GIVEN PROBLEM
The records should be repeated word for word, pictures excluded.

[Data records]
************

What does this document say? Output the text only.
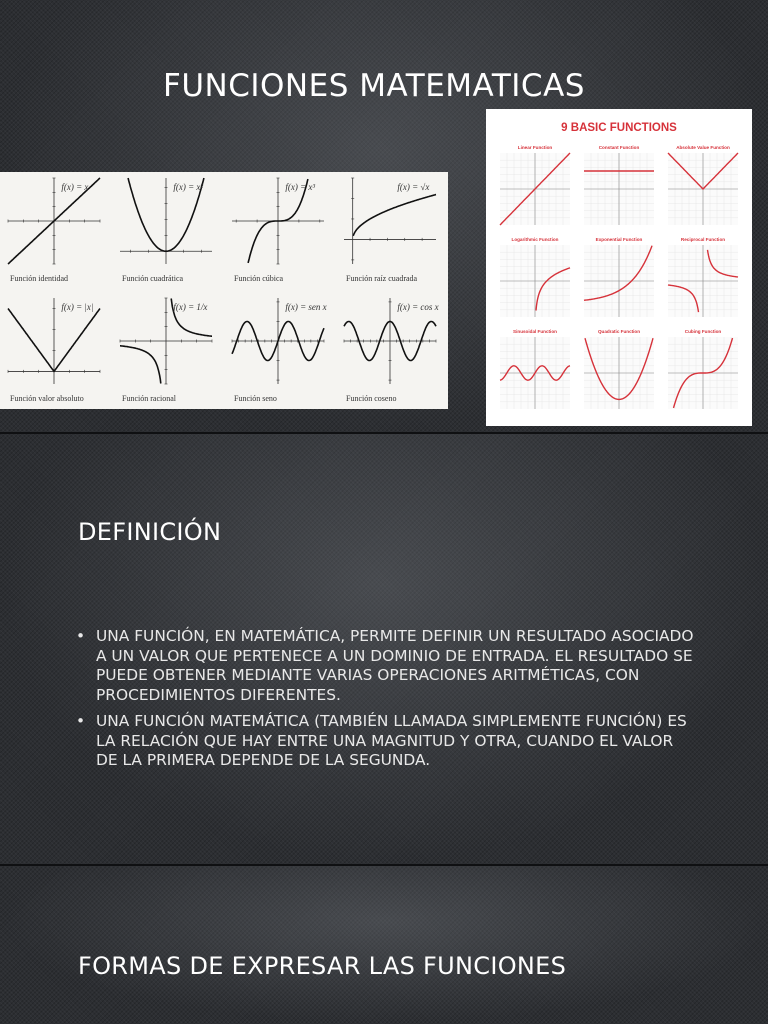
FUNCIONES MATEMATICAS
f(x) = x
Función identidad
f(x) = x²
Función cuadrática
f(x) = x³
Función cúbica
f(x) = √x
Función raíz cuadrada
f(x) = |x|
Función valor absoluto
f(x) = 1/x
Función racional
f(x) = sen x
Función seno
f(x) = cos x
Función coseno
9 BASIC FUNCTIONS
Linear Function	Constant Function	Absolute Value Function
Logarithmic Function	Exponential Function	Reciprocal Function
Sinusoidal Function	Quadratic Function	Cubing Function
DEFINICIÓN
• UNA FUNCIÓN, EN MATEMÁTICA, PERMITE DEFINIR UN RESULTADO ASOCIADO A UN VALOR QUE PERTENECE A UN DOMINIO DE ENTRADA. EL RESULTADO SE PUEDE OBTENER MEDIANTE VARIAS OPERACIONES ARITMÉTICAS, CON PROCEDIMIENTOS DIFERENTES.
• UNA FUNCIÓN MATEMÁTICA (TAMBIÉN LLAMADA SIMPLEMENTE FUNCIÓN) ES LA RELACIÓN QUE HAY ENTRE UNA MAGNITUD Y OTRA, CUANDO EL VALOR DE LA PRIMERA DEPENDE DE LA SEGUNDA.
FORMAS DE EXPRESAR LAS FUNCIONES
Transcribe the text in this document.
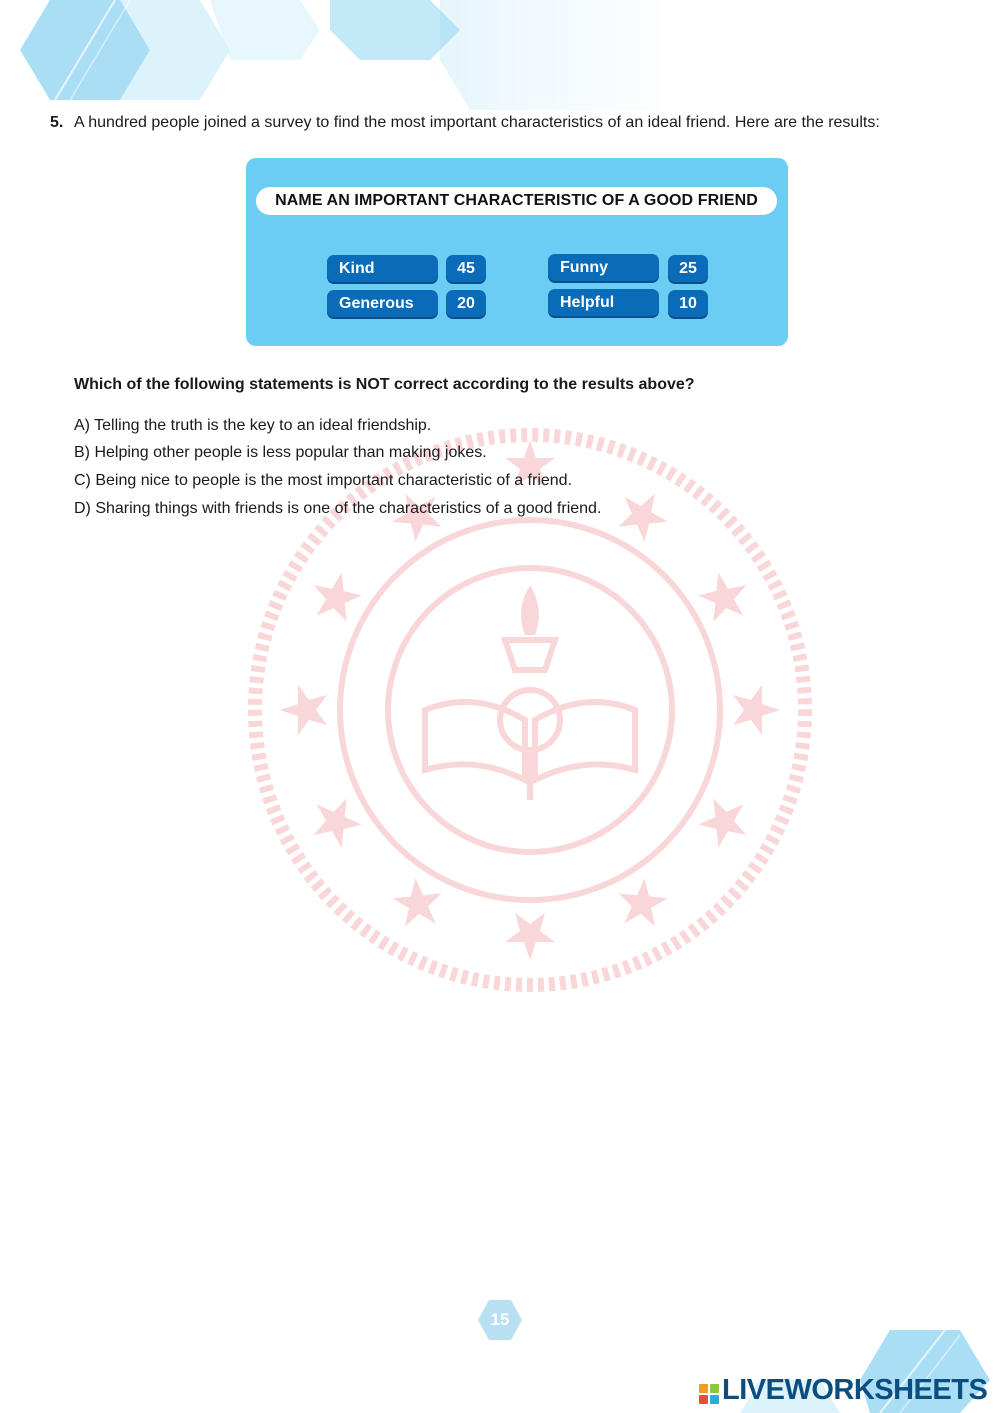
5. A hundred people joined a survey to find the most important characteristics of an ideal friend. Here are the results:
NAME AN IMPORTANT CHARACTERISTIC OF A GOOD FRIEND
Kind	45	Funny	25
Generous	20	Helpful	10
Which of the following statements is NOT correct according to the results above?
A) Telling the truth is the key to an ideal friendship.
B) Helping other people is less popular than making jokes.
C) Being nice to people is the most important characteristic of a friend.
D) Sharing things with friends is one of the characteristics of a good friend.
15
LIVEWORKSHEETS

************

REPLY
What does this document say? Output the text only.
FUNCIONES MATEMATICAS
f(x) = x
Función identidad
f(x) = x²
Función cuadrática
f(x) = x³
Función cúbica
f(x) = √x
Función raíz cuadrada
f(x) = |x|
Función valor absoluto
f(x) = 1/x
Función racional
f(x) = sen x
Función seno
f(x) = cos x
Función coseno
9 BASIC FUNCTIONS
Linear Function	Constant Function	Absolute Value Function
Logarithmic Function	Exponential Function	Reciprocal Function
Sinusoidal Function	Quadratic Function	Cubing Function
DEFINICIÓN
• UNA FUNCIÓN, EN MATEMÁTICA, PERMITE DEFINIR UN RESULTADO ASOCIADO A UN VALOR QUE PERTENECE A UN DOMINIO DE ENTRADA. EL RESULTADO SE PUEDE OBTENER MEDIANTE VARIAS OPERACIONES ARITMÉTICAS, CON PROCEDIMIENTOS DIFERENTES.
• UNA FUNCIÓN MATEMÁTICA (TAMBIÉN LLAMADA SIMPLEMENTE FUNCIÓN) ES LA RELACIÓN QUE HAY ENTRE UNA MAGNITUD Y OTRA, CUANDO EL VALOR DE LA PRIMERA DEPENDE DE LA SEGUNDA.
FORMAS DE EXPRESAR LAS FUNCIONES
Transcribe the text in this document.
5. A hundred people joined a survey to find the most important characteristics of an ideal friend. Here are the results:
NAME AN IMPORTANT CHARACTERISTIC OF A GOOD FRIEND
Kind	45	Funny	25
Generous	20	Helpful	10
Which of the following statements is NOT correct according to the results above?
A) Telling the truth is the key to an ideal friendship.
B) Helping other people is less popular than making jokes.
C) Being nice to people is the most important characteristic of a friend.
D) Sharing things with friends is one of the characteristics of a good friend.
15
LIVEWORKSHEETS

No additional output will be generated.